(Dataset records)
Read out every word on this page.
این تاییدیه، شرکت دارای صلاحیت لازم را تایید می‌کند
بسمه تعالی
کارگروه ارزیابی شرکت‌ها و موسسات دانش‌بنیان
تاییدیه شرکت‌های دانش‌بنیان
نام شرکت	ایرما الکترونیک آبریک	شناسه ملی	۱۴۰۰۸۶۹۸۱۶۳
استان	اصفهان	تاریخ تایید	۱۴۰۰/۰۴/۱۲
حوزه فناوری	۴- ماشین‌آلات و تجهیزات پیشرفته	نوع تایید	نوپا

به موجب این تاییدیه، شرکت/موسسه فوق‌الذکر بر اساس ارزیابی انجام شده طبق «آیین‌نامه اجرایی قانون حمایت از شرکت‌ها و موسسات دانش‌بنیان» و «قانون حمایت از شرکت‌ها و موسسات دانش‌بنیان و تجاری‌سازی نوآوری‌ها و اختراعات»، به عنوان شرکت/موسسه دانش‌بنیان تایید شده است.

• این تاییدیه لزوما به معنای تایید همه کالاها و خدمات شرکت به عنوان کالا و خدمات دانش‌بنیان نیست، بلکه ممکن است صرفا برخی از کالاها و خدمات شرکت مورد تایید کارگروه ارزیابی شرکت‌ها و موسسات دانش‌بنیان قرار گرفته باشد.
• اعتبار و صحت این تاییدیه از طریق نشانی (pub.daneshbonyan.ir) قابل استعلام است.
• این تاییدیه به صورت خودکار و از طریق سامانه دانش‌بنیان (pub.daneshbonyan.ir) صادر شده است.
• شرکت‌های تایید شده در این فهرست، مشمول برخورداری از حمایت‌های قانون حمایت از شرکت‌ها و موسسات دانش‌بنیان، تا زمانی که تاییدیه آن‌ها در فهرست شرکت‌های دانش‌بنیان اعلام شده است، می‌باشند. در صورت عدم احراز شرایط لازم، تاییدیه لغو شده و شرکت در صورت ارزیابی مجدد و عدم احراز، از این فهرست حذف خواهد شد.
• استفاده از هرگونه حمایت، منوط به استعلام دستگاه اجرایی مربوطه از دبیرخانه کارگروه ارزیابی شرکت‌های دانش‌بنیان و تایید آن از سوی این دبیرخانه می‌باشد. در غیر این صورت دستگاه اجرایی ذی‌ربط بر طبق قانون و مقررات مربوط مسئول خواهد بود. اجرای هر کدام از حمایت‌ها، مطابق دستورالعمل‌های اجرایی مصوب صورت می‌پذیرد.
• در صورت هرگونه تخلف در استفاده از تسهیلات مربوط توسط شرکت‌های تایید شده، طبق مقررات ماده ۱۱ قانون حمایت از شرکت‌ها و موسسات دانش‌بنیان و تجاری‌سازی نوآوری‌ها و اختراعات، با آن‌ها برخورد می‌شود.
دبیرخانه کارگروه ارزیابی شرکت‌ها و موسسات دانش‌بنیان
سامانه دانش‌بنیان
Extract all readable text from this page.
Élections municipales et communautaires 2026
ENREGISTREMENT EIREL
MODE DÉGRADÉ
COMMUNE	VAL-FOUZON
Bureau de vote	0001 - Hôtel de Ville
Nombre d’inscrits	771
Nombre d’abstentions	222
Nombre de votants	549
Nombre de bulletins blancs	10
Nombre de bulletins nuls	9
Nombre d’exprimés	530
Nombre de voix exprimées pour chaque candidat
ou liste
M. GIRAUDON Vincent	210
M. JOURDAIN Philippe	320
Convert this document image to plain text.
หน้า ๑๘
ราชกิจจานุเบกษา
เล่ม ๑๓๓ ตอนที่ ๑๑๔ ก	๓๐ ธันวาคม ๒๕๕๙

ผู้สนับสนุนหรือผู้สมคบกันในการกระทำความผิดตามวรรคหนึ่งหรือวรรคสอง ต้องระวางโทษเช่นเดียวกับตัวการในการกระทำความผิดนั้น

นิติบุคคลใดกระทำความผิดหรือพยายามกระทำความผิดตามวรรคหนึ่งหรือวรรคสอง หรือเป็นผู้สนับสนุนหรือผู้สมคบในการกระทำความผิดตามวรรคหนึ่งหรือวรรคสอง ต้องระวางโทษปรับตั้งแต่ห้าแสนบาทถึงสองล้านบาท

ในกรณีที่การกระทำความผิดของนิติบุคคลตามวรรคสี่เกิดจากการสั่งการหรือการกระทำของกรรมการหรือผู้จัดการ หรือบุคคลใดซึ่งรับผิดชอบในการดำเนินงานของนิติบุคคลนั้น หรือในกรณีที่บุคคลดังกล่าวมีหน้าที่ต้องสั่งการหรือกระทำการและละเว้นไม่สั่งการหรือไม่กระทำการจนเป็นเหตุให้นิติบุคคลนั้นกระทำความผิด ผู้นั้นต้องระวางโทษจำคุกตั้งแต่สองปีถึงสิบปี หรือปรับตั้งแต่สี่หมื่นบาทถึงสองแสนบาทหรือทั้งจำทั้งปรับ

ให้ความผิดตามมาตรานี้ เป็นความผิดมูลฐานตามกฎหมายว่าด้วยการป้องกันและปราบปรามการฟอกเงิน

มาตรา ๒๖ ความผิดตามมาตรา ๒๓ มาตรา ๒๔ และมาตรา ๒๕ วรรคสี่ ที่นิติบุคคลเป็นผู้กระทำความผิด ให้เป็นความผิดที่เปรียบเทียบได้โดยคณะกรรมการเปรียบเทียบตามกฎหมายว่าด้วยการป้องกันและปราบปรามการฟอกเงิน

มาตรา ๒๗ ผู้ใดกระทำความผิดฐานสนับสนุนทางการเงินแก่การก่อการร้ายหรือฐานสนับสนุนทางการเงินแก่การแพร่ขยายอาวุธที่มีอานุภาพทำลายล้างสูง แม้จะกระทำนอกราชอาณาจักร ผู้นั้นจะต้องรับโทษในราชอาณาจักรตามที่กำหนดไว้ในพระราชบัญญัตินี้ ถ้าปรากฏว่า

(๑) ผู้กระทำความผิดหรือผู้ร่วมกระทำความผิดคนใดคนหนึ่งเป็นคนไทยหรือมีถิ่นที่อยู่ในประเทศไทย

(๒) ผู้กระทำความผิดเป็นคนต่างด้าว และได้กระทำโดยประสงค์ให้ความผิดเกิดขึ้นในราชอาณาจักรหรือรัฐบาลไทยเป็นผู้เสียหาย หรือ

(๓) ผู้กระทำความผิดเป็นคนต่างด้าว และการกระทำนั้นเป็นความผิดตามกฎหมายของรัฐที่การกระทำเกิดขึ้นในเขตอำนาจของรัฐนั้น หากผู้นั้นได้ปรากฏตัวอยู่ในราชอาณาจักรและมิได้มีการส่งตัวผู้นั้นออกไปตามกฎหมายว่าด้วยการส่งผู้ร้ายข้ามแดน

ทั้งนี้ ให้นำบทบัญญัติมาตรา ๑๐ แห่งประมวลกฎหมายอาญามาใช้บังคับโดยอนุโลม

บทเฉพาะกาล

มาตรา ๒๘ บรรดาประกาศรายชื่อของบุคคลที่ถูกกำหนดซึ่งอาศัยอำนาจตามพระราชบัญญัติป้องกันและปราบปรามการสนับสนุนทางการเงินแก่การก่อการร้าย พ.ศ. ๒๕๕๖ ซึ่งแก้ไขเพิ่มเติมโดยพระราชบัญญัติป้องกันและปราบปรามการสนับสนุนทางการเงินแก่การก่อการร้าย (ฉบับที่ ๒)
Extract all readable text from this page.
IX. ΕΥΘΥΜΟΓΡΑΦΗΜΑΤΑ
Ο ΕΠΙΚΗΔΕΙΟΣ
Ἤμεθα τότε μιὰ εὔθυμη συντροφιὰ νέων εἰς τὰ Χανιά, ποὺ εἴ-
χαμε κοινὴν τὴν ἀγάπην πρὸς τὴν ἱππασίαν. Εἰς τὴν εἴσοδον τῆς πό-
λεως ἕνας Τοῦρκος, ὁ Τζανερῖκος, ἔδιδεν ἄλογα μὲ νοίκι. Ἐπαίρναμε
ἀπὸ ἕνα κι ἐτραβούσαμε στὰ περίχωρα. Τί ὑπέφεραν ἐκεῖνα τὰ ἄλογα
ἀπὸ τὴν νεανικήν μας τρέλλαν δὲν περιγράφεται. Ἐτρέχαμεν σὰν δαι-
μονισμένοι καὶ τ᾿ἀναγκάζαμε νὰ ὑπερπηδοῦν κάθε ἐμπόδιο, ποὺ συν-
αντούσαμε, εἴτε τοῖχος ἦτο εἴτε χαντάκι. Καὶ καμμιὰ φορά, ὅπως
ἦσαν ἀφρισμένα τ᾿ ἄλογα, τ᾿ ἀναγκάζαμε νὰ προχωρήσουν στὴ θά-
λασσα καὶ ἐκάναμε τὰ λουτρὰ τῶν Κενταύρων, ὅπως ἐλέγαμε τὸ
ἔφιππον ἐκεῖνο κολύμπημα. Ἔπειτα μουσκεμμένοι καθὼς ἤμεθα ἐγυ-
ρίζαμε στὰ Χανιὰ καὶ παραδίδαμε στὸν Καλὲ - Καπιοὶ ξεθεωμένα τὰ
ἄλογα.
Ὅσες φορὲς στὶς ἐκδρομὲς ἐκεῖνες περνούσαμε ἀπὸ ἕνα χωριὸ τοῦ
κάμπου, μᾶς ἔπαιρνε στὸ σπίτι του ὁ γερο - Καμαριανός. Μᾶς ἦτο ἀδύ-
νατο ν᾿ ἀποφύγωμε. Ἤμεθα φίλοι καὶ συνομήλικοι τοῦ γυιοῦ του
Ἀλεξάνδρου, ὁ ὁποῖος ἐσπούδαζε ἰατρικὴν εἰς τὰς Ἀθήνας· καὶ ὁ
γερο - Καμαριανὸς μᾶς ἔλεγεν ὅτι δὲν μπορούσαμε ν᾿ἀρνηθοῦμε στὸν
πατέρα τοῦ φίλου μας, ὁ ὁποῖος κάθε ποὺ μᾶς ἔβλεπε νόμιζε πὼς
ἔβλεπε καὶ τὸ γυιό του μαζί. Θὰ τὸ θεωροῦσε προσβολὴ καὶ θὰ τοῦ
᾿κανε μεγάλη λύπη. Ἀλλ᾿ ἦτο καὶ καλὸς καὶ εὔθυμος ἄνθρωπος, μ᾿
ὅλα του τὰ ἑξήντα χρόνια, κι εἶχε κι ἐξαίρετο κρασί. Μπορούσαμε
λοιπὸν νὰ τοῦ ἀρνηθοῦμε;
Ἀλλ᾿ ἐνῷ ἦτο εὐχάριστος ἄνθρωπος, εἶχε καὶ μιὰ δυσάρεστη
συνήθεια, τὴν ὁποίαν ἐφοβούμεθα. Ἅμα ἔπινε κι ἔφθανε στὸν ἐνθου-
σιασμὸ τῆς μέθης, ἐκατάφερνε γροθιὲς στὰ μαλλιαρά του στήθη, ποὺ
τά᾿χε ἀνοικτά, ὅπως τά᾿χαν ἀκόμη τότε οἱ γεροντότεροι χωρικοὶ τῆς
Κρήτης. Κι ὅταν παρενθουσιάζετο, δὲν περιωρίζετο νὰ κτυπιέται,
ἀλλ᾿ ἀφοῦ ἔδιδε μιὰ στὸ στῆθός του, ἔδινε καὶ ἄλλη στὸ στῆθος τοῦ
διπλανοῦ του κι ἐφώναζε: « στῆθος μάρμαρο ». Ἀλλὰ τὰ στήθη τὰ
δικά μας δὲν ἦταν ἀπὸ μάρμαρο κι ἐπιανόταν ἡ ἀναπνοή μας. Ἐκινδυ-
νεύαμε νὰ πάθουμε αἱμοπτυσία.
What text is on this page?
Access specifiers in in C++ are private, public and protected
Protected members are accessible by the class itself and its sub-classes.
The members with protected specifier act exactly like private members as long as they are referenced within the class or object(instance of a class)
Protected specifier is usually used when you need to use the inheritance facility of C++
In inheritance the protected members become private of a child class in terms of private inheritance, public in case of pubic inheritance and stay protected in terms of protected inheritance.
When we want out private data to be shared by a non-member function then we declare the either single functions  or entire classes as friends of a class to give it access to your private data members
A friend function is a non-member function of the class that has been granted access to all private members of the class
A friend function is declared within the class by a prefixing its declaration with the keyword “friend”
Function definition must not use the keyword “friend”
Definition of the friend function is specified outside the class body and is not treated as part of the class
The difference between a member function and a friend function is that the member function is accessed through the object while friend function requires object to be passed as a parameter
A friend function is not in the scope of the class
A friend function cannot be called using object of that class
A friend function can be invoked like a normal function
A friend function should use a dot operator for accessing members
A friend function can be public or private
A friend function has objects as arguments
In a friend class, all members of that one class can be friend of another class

• Task instructions:
Only the number is wanted: how many lines in the entries above contain the string "daneshbonyan"?

• Complete answer:
2